- Description of the task -
Would you transcribe the listing that follows, character for character, and omit its images?

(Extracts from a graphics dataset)

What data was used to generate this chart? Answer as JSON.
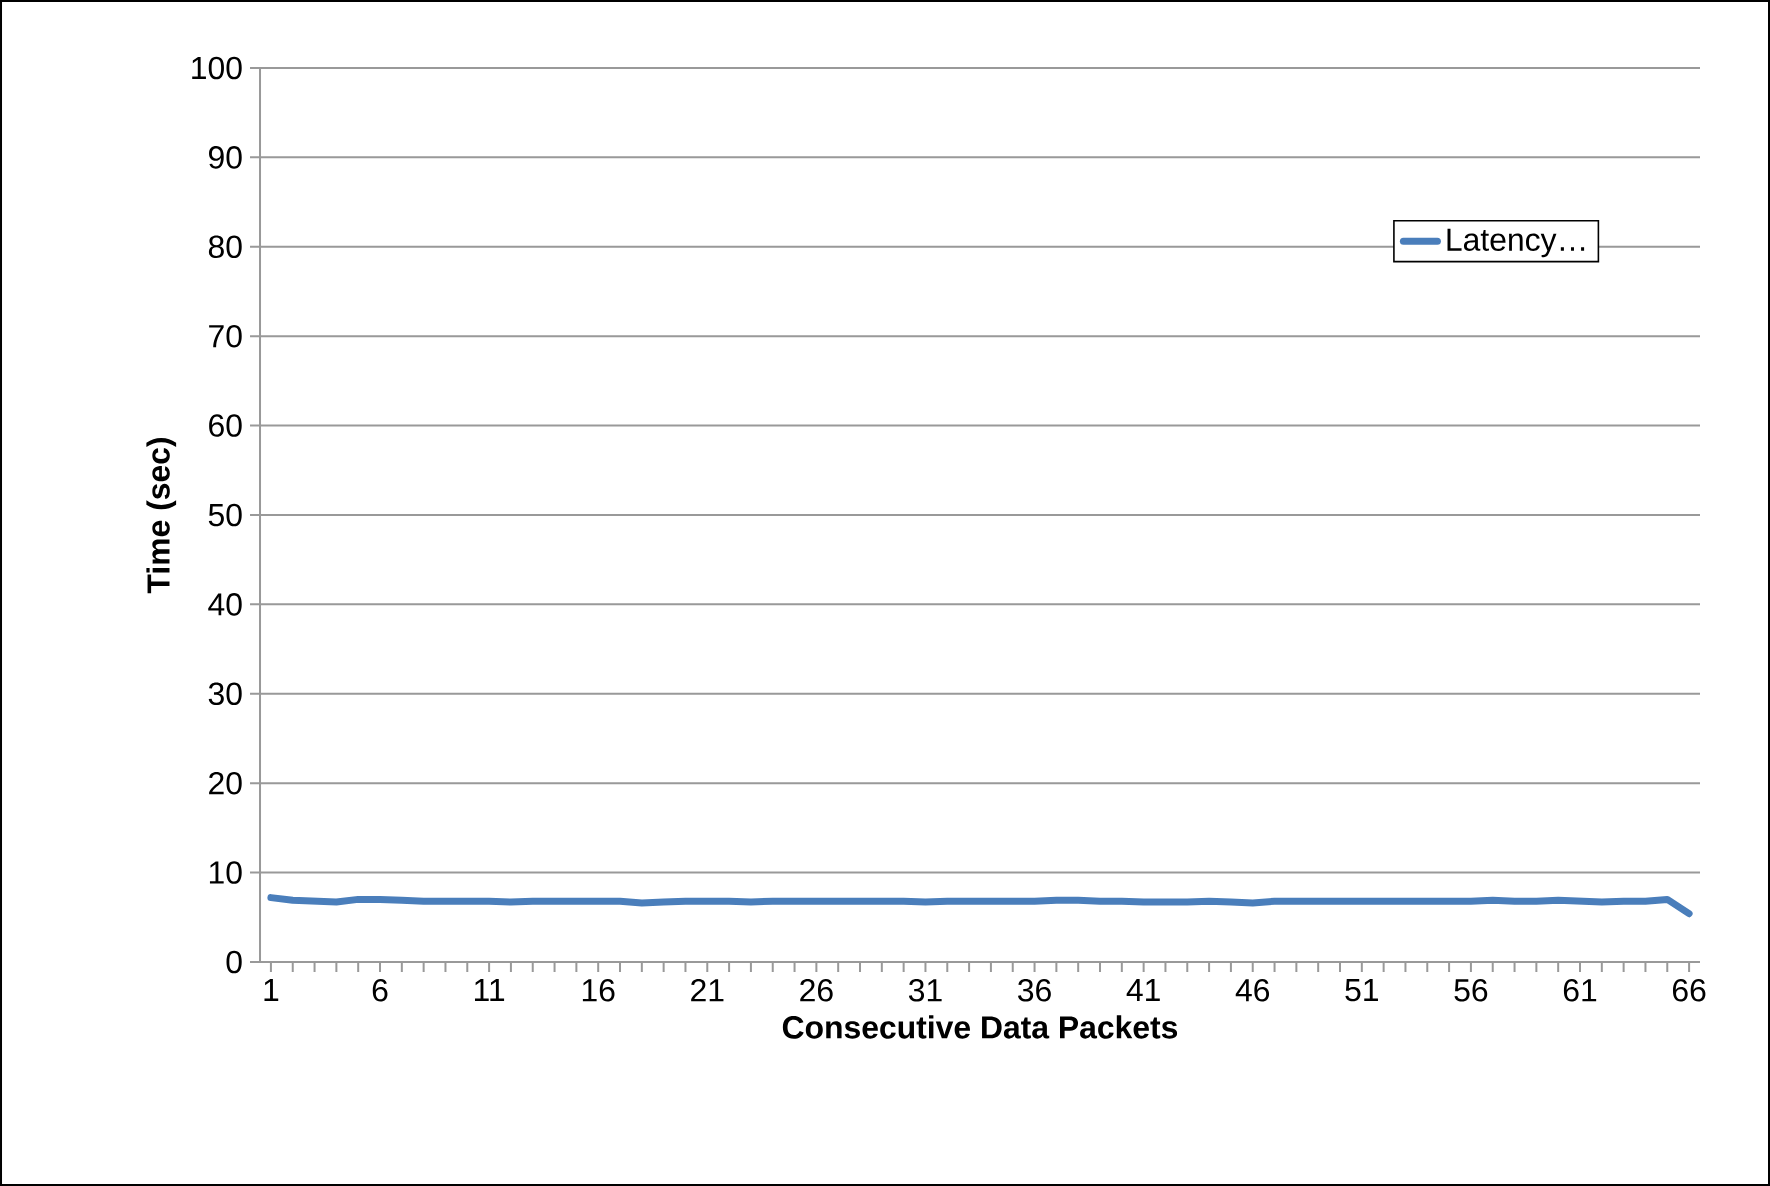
{
  "chart_data": {
    "type": "line",
    "xlabel": "Consecutive Data Packets",
    "ylabel": "Time (sec)",
    "categories": [
      "1",
      null,
      null,
      null,
      null,
      "6",
      null,
      null,
      null,
      null,
      "11",
      null,
      null,
      null,
      null,
      "16",
      null,
      null,
      null,
      null,
      "21",
      null,
      null,
      null,
      null,
      "26",
      null,
      null,
      null,
      null,
      "31",
      null,
      null,
      null,
      null,
      "36",
      null,
      null,
      null,
      null,
      "41",
      null,
      null,
      null,
      null,
      "46",
      null,
      null,
      null,
      null,
      "51",
      null,
      null,
      null,
      null,
      "56",
      null,
      null,
      null,
      null,
      "61",
      null,
      null,
      null,
      null,
      "66"
    ],
    "series": [
      {
        "name": "Latency…",
        "color": "#4a7ebb",
        "values": [
          7.2,
          6.9,
          6.8,
          6.7,
          7.0,
          7.0,
          6.9,
          6.8,
          6.8,
          6.8,
          6.8,
          6.7,
          6.8,
          6.8,
          6.8,
          6.8,
          6.8,
          6.6,
          6.7,
          6.8,
          6.8,
          6.8,
          6.7,
          6.8,
          6.8,
          6.8,
          6.8,
          6.8,
          6.8,
          6.8,
          6.7,
          6.8,
          6.8,
          6.8,
          6.8,
          6.8,
          6.9,
          6.9,
          6.8,
          6.8,
          6.7,
          6.7,
          6.7,
          6.8,
          6.7,
          6.6,
          6.8,
          6.8,
          6.8,
          6.8,
          6.8,
          6.8,
          6.8,
          6.8,
          6.8,
          6.8,
          6.9,
          6.8,
          6.8,
          6.9,
          6.8,
          6.7,
          6.8,
          6.8,
          7.0,
          5.4
        ]
      }
    ],
    "ylim": [
      0,
      100
    ],
    "yticks": [
      0,
      10,
      20,
      30,
      40,
      50,
      60,
      70,
      80,
      90,
      100
    ],
    "grid": "y",
    "legend": "top right",
    "marker": "none",
    "line_style": "solid"
  }
}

- Complete output -
What data was used to generate this chart? Answer as JSON.
{
  "chart_data": {
    "type": "line",
    "xlabel": "Consecutive Data Packets",
    "ylabel": "Time (sec)",
    "categories": [
      "1",
      null,
      null,
      null,
      null,
      "6",
      null,
      null,
      null,
      null,
      "11",
      null,
      null,
      null,
      null,
      "16",
      null,
      null,
      null,
      null,
      "21",
      null,
      null,
      null,
      null,
      "26",
      null,
      null,
      null,
      null,
      "31",
      null,
      null,
      null,
      null,
      "36",
      null,
      null,
      null,
      null,
      "41",
      null,
      null,
      null,
      null,
      "46",
      null,
      null,
      null,
      null,
      "51",
      null,
      null,
      null,
      null,
      "56",
      null,
      null,
      null,
      null,
      "61",
      null,
      null,
      null,
      null,
      "66"
    ],
    "series": [
      {
        "name": "Latency…",
        "color": "#4a7ebb",
        "values": [
          7.2,
          6.9,
          6.8,
          6.7,
          7.0,
          7.0,
          6.9,
          6.8,
          6.8,
          6.8,
          6.8,
          6.7,
          6.8,
          6.8,
          6.8,
          6.8,
          6.8,
          6.6,
          6.7,
          6.8,
          6.8,
          6.8,
          6.7,
          6.8,
          6.8,
          6.8,
          6.8,
          6.8,
          6.8,
          6.8,
          6.7,
          6.8,
          6.8,
          6.8,
          6.8,
          6.8,
          6.9,
          6.9,
          6.8,
          6.8,
          6.7,
          6.7,
          6.7,
          6.8,
          6.7,
          6.6,
          6.8,
          6.8,
          6.8,
          6.8,
          6.8,
          6.8,
          6.8,
          6.8,
          6.8,
          6.8,
          6.9,
          6.8,
          6.8,
          6.9,
          6.8,
          6.7,
          6.8,
          6.8,
          7.0,
          5.4
        ]
      }
    ],
    "ylim": [
      0,
      100
    ],
    "yticks": [
      0,
      10,
      20,
      30,
      40,
      50,
      60,
      70,
      80,
      90,
      100
    ],
    "grid": "y",
    "legend": "top right",
    "marker": "none",
    "line_style": "solid"
  }
}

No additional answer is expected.